» **WRITTEN INSTRUCTION**
Set each record down exactly, excluding all images.

» **SOURCE RECORDS**
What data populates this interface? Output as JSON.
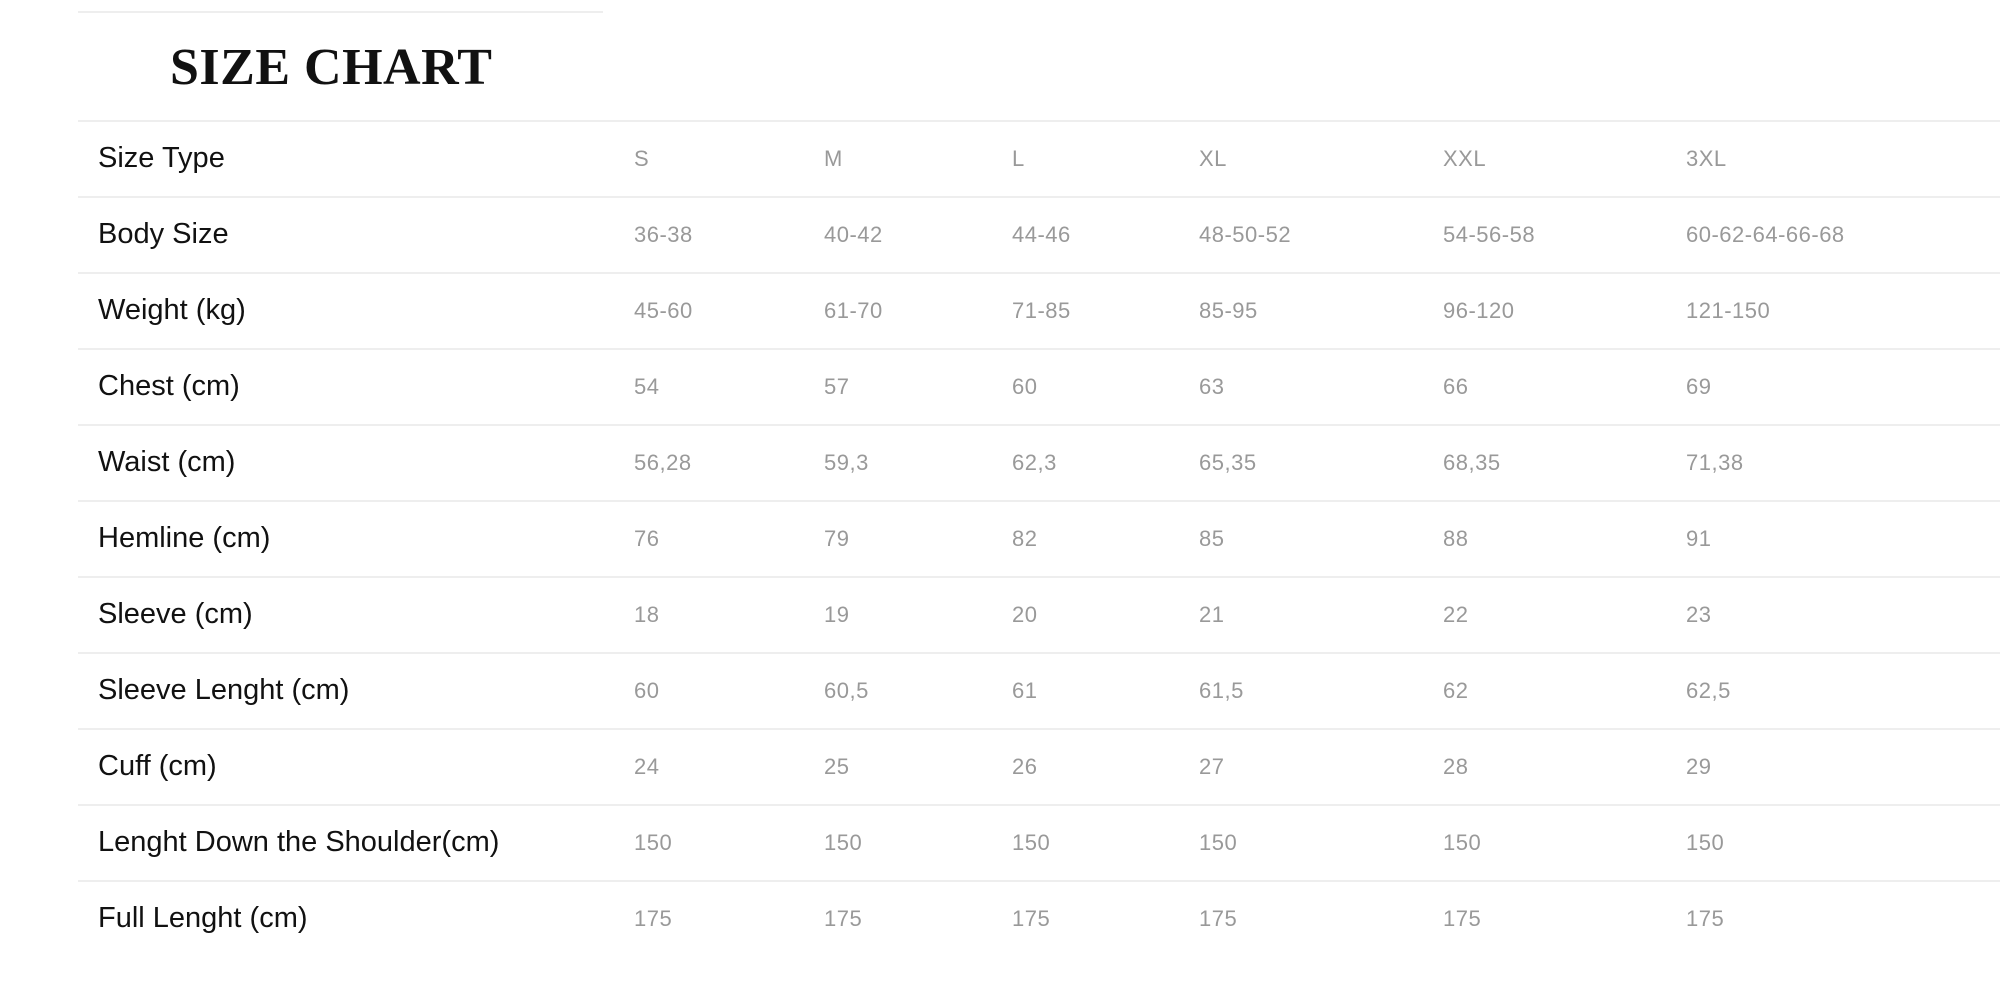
{
  "title": "SIZE CHART",
  "rows": [
    {
      "label": "Size Type",
      "values": [
        "S",
        "M",
        "L",
        "XL",
        "XXL",
        "3XL"
      ]
    },
    {
      "label": "Body Size",
      "values": [
        "36-38",
        "40-42",
        "44-46",
        "48-50-52",
        "54-56-58",
        "60-62-64-66-68"
      ]
    },
    {
      "label": "Weight (kg)",
      "values": [
        "45-60",
        "61-70",
        "71-85",
        "85-95",
        "96-120",
        "121-150"
      ]
    },
    {
      "label": "Chest (cm)",
      "values": [
        "54",
        "57",
        "60",
        "63",
        "66",
        "69"
      ]
    },
    {
      "label": "Waist (cm)",
      "values": [
        "56,28",
        "59,3",
        "62,3",
        "65,35",
        "68,35",
        "71,38"
      ]
    },
    {
      "label": "Hemline (cm)",
      "values": [
        "76",
        "79",
        "82",
        "85",
        "88",
        "91"
      ]
    },
    {
      "label": "Sleeve (cm)",
      "values": [
        "18",
        "19",
        "20",
        "21",
        "22",
        "23"
      ]
    },
    {
      "label": "Sleeve Lenght (cm)",
      "values": [
        "60",
        "60,5",
        "61",
        "61,5",
        "62",
        "62,5"
      ]
    },
    {
      "label": "Cuff (cm)",
      "values": [
        "24",
        "25",
        "26",
        "27",
        "28",
        "29"
      ]
    },
    {
      "label": "Lenght Down the Shoulder(cm)",
      "values": [
        "150",
        "150",
        "150",
        "150",
        "150",
        "150"
      ]
    },
    {
      "label": "Full Lenght (cm)",
      "values": [
        "175",
        "175",
        "175",
        "175",
        "175",
        "175"
      ]
    }
  ]
}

» **TASK SOLUTION**
What data populates this interface? Output as JSON.
{
  "title": "SIZE CHART",
  "rows": [
    {
      "label": "Size Type",
      "values": [
        "S",
        "M",
        "L",
        "XL",
        "XXL",
        "3XL"
      ]
    },
    {
      "label": "Body Size",
      "values": [
        "36-38",
        "40-42",
        "44-46",
        "48-50-52",
        "54-56-58",
        "60-62-64-66-68"
      ]
    },
    {
      "label": "Weight (kg)",
      "values": [
        "45-60",
        "61-70",
        "71-85",
        "85-95",
        "96-120",
        "121-150"
      ]
    },
    {
      "label": "Chest (cm)",
      "values": [
        "54",
        "57",
        "60",
        "63",
        "66",
        "69"
      ]
    },
    {
      "label": "Waist (cm)",
      "values": [
        "56,28",
        "59,3",
        "62,3",
        "65,35",
        "68,35",
        "71,38"
      ]
    },
    {
      "label": "Hemline (cm)",
      "values": [
        "76",
        "79",
        "82",
        "85",
        "88",
        "91"
      ]
    },
    {
      "label": "Sleeve (cm)",
      "values": [
        "18",
        "19",
        "20",
        "21",
        "22",
        "23"
      ]
    },
    {
      "label": "Sleeve Lenght (cm)",
      "values": [
        "60",
        "60,5",
        "61",
        "61,5",
        "62",
        "62,5"
      ]
    },
    {
      "label": "Cuff (cm)",
      "values": [
        "24",
        "25",
        "26",
        "27",
        "28",
        "29"
      ]
    },
    {
      "label": "Lenght Down the Shoulder(cm)",
      "values": [
        "150",
        "150",
        "150",
        "150",
        "150",
        "150"
      ]
    },
    {
      "label": "Full Lenght (cm)",
      "values": [
        "175",
        "175",
        "175",
        "175",
        "175",
        "175"
      ]
    }
  ]
}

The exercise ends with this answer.